Dawn Editorial 19 December 2020

Amir’s retirement

FAST bowler Mohammad Amir’s abrupt decision to quit international cricket this week at the age of 28 has drawn mixed reactions. Amir, who was dropped from the ongoing tour of New Zealand due to lack of form, has cited mental torture and shabby treatment from the PCB, his coaches and fellow players for his decision. From boy prodigy to tainted player to rebel without a cause, Amir’s controversial 11-year career never really allowed him to attain the status of a driving force in the Pakistan team. During his international debut at the ICC World T20, he was described as the most talented young fast bowler on the world circuit and was nominated for the ICC bowler of the year award. Unfortunately, he wasted all opportunities by getting embroiled in a nasty spot-fixing scam in the 2010 England Test series along with skipper Salman Butt and bowling partner Mohammad Asif and was banned for five years. He was lucky to be drafted back into national ranks in 2016 after serving his ban while the PCB earned flak for accommodating a ‘fixer’. Many teammates expressed discomfort based on his behaviour.

━━━━━━━━━━━━━━━━

• [Required actions]:
1. In the editorial on Amir's retirement, rewrite the paragraph beginning "FAST bowler Mohammad Amir's abrupt decision" as a shorter bulleted list that keeps its main facts.
2. According to the editorial on Amir's retirement, how long was Amir banned after the spot-fixing scam?

• [Data extract]:
━━━━━━━━━━━━━━━━

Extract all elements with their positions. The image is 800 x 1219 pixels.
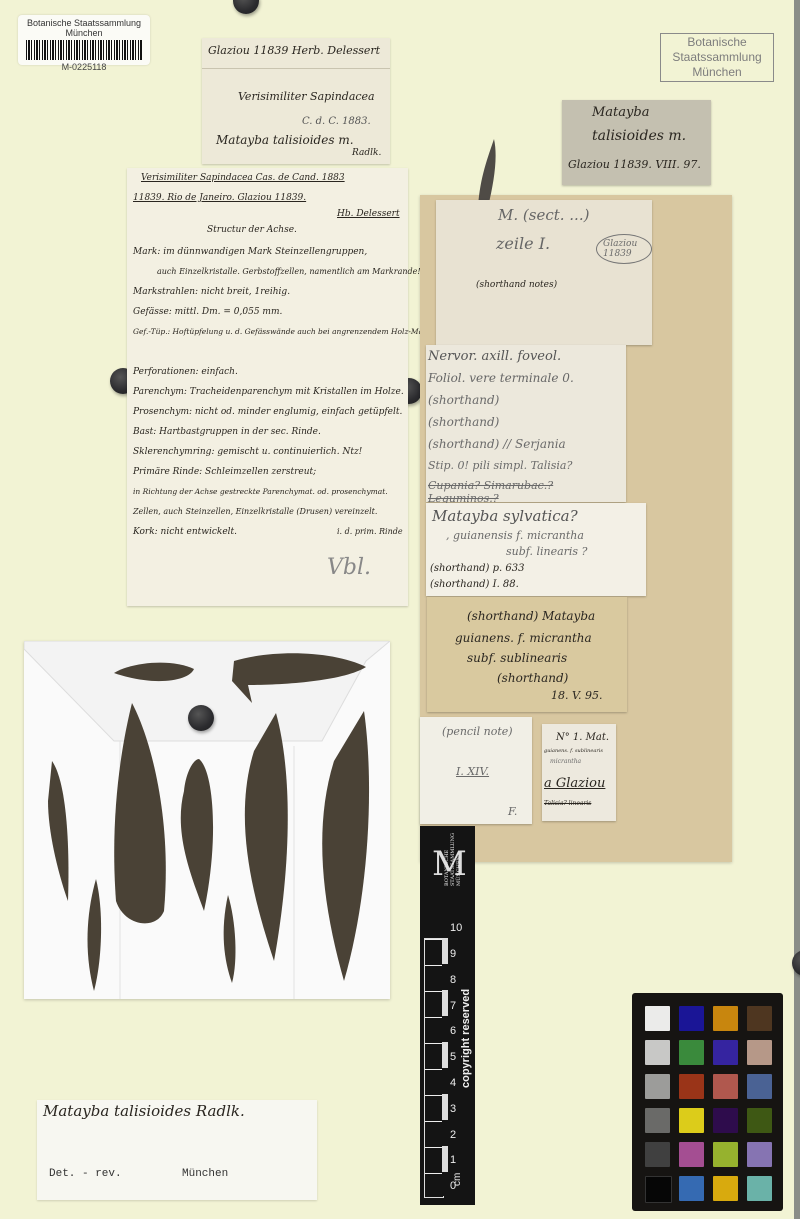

━━━━━━━━━━━━━━━━

• [Full answers]:
1.
- Fast bowler Mohammad Amir quit international cricket this week at 28, drawing mixed reactions.
- He had been dropped from the ongoing New Zealand tour for lack of form. He cited mental torture and shabby treatment from the PCB, his coaches and fellow players.
- His controversial 11-year career never made him a driving force in the Pakistan team.
- At his debut at the ICC World T20, he was called the most talented young fast bowler on the world circuit and was nominated for the ICC bowler of the year award.
- He was caught up in a spot-fixing scam in the 2010 England Test series with Salman Butt and Mohammad Asif, and he was banned for five years.
- He returned to the national side in 2016 after serving his ban. The PCB was criticized for taking back a "fixer," and many teammates were uncomfortable with his behavior.

2. He was banned for five years.